===== Raw records =====

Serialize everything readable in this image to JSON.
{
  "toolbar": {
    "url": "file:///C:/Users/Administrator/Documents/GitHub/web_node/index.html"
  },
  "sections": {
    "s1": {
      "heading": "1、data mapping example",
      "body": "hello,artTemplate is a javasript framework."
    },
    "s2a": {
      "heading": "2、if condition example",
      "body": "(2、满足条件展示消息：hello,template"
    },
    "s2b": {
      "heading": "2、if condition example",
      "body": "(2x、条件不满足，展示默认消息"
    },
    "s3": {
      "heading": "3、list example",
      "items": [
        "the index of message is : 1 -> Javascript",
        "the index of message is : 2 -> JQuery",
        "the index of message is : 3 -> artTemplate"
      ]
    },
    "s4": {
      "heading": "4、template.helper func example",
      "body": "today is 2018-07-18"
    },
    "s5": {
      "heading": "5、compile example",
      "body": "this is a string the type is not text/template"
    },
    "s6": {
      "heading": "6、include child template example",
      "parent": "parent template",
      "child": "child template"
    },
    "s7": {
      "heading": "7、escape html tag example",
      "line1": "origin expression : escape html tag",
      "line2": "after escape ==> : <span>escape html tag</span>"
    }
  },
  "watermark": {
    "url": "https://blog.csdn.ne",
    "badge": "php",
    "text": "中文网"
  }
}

=====

→ Task prompt: Identify which lines contain the word "example" and copy each one.

→ Task response:
      "heading": "1、data mapping example",
      "heading": "2、if condition example",
      "heading": "2、if condition example",
      "heading": "3、list example",
      "heading": "4、template.helper func example",
      "heading": "5、compile example",
      "heading": "6、include child template example",
      "heading": "7、escape html tag example",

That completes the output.